* EXTRAIT
%%
Soudainement, ils ont entendu plusieurs coups de feu. « Pop, pop, pop » se souvient Martin Magnan. Michael Zehaf-Bibeau venait d’abattre le Caporal Nathan Cirillo, un réserviste âgé de 24 ans qui montait la garde devant la Tombe du soldat inconnu. Son meilleur ami, le Caporal Branden Stevenson, deuxième garde en devoir a aussi été la cible du tireur, mais a réussi à s’échapper et à demander de l’aide. Les deux soldats portaient des armes vides.

 

Ces quelques minutes plongèrent le pays en état de choc et transformèrent ce groupe de passants en bons samaritains, faisant preuve d’un courage remarquable pour tenter de sauver le soldat. Leurs gestes ont conquis tous les coeurs de la nation, quelques semaines avant le Jour du souvenir. Le Caporal Kyle Button était également en devoir au monument ce jour-là. Il a réussi à se protéger des tirs, s’est précipité au chevet du Caporal Cirillo et a tenté d’arrêter le saignement en appuyant sur ses blessures.

 

Margaret Lerhe, infirmière, et Magnan, conseiller en communications au ministère de la Défense nationale, étaient directement dans le champs de vision du tireur. Ils ont tout de même couru porter secours au soldat blessé, Barbara Winters, avocate auprès du gouvernement fédéral, a fait la même chose. Anthony Wiseman, le chauffeur du CEMD, a vu le tireur s’enfuir du monument et est parti à ses trousses. Zehaf-Bibeau est monté dans sa voiture et a reculé en direction de M.Wiseman qui a réussi à l’éviter et a couru au secours du soldat. Le Colonel Mialkowski, un vétéran de l’Afghanistan, a tout de suite reconnu le bruit des coups de feu, a fait marche arrière avec sa voiture, l’a stationnée sur le trottoir et s’est précipité lui aussi auprès du soldat.
%%
* DONNÉES BRUTES
%%
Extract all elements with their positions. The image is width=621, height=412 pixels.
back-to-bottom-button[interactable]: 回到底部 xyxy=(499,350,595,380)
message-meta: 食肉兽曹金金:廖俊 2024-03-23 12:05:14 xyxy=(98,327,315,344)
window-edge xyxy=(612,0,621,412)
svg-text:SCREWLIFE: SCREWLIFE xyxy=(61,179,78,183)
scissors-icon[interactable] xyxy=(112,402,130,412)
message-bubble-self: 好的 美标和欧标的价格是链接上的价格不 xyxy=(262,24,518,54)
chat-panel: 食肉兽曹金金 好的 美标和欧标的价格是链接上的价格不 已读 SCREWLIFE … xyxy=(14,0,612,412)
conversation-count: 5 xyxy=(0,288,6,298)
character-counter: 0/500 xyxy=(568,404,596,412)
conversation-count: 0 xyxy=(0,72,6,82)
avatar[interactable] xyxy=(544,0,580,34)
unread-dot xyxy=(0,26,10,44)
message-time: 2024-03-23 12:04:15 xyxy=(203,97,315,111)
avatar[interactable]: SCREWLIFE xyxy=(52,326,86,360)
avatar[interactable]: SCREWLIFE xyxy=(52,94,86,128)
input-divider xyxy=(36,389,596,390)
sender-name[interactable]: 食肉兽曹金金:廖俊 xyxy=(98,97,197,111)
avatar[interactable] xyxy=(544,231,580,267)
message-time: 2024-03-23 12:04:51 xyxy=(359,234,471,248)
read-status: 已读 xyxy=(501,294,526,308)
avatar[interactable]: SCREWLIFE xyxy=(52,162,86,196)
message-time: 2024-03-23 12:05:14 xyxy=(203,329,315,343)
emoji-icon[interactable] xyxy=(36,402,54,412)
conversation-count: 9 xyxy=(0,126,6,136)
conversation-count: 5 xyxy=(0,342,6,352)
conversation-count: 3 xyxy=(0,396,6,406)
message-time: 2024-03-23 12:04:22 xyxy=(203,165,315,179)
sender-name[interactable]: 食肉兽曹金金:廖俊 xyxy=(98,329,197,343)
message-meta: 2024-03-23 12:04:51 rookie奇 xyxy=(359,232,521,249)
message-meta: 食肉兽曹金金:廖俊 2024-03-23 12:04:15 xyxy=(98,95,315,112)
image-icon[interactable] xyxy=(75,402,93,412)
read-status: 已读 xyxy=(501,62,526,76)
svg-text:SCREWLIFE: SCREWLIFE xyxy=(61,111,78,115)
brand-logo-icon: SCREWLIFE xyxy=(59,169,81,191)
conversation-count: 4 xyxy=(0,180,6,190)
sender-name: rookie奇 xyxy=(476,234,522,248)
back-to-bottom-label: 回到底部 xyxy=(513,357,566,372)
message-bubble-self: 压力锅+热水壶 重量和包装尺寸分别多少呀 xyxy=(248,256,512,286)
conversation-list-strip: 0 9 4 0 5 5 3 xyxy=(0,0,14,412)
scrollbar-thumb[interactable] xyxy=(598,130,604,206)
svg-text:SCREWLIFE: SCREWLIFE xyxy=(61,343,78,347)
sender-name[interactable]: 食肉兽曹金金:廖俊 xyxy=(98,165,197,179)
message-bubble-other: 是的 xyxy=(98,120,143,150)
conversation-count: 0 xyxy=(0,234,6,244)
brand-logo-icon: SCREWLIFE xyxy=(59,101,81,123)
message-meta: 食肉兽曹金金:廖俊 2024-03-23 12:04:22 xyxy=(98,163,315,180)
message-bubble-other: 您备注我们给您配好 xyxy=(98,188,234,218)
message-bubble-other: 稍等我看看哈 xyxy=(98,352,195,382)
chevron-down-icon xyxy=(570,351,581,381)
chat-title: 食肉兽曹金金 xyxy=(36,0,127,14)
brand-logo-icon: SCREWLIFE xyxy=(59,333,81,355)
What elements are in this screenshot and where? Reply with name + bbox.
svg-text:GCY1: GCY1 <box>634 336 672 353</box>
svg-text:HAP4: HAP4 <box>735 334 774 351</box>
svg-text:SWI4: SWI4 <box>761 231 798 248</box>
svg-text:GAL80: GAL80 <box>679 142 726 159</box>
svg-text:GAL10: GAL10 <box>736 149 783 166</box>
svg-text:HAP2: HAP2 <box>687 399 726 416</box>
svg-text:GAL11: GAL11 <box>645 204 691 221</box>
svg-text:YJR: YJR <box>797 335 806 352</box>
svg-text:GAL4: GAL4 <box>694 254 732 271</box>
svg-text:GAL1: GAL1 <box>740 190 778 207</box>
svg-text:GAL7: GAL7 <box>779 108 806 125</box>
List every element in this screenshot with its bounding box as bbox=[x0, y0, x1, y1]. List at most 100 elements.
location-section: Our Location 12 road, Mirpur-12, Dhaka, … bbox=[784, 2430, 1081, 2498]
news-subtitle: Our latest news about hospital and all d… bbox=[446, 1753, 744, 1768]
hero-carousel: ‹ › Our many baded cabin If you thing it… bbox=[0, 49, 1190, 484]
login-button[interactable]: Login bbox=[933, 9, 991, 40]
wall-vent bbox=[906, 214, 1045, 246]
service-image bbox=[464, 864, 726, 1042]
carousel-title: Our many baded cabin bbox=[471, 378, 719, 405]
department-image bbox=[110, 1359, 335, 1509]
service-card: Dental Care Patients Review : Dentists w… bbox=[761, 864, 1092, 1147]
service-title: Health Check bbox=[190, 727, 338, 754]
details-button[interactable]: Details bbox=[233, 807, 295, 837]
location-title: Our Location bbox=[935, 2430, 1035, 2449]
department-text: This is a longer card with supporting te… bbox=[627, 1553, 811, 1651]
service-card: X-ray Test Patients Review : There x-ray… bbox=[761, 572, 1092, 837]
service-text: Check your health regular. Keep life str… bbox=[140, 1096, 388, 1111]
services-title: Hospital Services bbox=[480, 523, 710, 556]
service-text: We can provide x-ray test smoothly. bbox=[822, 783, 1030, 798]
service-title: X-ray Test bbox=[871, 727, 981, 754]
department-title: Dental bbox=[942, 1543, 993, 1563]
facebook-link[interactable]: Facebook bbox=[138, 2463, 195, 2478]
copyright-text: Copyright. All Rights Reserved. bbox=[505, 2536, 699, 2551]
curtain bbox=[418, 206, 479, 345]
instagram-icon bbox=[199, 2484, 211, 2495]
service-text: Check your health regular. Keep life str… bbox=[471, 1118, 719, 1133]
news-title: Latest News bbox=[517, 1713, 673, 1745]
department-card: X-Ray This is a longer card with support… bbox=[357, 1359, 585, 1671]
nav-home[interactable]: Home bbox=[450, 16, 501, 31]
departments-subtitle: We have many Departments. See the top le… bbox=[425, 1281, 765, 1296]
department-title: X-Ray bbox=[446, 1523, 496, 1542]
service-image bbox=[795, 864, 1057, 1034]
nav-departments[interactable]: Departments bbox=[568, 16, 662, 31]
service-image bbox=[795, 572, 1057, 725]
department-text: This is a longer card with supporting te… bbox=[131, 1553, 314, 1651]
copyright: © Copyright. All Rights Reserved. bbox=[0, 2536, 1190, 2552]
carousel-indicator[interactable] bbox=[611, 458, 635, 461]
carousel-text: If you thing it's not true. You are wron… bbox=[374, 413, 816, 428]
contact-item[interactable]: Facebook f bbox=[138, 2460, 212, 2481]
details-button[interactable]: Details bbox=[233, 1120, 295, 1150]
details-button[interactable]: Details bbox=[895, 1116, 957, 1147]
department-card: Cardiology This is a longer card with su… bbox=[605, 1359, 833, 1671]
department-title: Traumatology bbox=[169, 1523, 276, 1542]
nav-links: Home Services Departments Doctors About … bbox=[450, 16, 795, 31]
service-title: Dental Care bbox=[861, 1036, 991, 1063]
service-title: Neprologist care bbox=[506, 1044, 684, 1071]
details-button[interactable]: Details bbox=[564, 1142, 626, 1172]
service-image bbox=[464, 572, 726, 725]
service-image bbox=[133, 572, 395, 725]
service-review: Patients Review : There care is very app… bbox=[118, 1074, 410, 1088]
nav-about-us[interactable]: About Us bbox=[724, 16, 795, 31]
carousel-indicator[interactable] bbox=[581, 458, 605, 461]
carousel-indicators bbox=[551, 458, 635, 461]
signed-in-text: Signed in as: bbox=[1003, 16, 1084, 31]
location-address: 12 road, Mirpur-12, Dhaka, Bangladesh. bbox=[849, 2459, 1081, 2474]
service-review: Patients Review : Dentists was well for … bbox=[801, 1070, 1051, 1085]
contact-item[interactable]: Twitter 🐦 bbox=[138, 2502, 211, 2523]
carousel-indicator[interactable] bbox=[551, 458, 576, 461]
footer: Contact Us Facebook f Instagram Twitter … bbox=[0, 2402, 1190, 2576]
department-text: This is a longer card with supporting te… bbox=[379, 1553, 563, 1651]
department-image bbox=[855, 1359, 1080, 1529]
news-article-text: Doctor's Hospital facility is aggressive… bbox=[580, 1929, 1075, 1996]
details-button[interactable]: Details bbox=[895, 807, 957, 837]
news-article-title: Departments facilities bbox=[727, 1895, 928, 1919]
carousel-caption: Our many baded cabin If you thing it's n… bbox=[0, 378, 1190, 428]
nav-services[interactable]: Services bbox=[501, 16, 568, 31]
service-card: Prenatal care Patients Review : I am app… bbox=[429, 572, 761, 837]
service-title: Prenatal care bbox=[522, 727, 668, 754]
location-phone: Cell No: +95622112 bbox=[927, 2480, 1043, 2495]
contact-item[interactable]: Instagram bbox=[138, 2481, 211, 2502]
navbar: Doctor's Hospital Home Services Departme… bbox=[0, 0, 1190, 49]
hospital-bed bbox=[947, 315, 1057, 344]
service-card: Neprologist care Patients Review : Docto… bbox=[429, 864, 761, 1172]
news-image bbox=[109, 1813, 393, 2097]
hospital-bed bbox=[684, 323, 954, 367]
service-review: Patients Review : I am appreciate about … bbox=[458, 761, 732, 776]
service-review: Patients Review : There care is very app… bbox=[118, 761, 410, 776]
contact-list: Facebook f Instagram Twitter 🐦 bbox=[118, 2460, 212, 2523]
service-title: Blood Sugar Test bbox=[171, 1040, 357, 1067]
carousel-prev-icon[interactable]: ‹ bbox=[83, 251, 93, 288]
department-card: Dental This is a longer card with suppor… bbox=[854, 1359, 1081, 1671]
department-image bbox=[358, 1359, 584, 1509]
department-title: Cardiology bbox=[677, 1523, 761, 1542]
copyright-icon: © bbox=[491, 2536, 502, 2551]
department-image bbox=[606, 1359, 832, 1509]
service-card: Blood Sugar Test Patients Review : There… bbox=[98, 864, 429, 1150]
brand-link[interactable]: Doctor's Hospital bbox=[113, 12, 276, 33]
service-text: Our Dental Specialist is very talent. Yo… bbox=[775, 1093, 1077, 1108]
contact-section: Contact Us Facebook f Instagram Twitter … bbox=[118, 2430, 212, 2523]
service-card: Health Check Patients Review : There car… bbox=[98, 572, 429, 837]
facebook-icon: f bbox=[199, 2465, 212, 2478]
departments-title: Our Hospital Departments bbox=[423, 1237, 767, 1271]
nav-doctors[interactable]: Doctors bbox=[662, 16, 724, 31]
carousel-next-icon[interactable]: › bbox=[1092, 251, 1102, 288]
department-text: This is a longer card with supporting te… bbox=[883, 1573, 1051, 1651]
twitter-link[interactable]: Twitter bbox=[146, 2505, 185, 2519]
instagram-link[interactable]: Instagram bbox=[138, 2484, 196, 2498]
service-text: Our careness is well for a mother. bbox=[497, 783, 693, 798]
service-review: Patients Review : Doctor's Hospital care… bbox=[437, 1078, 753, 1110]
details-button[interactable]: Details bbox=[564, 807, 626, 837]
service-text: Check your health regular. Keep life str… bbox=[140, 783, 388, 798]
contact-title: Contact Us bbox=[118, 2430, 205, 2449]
%%
* CONSIGNES
A. Traduisez en anglais cette phrase de l'extrait : « Les deux soldats portaient des armes vides. »
B. Répondez aux questions suivantes à partir de l'extrait.
(i) Quel âge avait le Caporal Nathan Cirillo ?
(ii) Quelle est la profession de Margaret Lerhe ?
(iii) Quel poste occupait Anthony Wiseman ?
C. Écrivez la suite du récit de la fusillade au monument, après sa dernière phrase.

* CORRIGÉ
A. Both soldiers were carrying unloaded weapons.

B.
(i) 24 ans.
(ii) Infirmière.
(iii) Chauffeur du CEMD.

C.
 

Ce groupe de six, civils et militaires, avait un niveau remarquable de formation en intervention médicale et en traumatisme. Ils se sont relayés pour administrer les soins d’urgence et la RCR. L’entraide était totale. « On se disait : « C’est bon! ou Vérifie ça » a raconté Mme Winters après la tragédie.

 

Martin Magnan a tenu la main du Caporal Cirillo. Barbara Winters lui parlait et priait. « Je lui disais que ses parents seraient fiers de lui. Qu’il était une bonne personne ». Les six n’avaient aucune idée si le tireur reviendrait sur les lieux ou s’il y avait d’autres tireurs. Ce qui importait pour eux, c’était de sauver la vie du Caporal.

 

De son côté, lorsqu’il a reçu l’appel 911, Anthony Di Monte, le chef des Services ambulanciers paramédicaux d’Ottawa sortait d’une réunion sur les préparations en cas de crise Ebola. Il a filé à pleine vitesse vers le monument. Il a dit que le Caporal Cirillo était décédé devant la Tombe du soldat inconnu, même si à l’hôpital, on avait tenté de le ranimer à plusieurs reprises. « La blessure était extrêmement traumatique. Nous avons tout essayé, tout, tout, tout. » M. Di Monte a aussi salué le travail du groupe des six.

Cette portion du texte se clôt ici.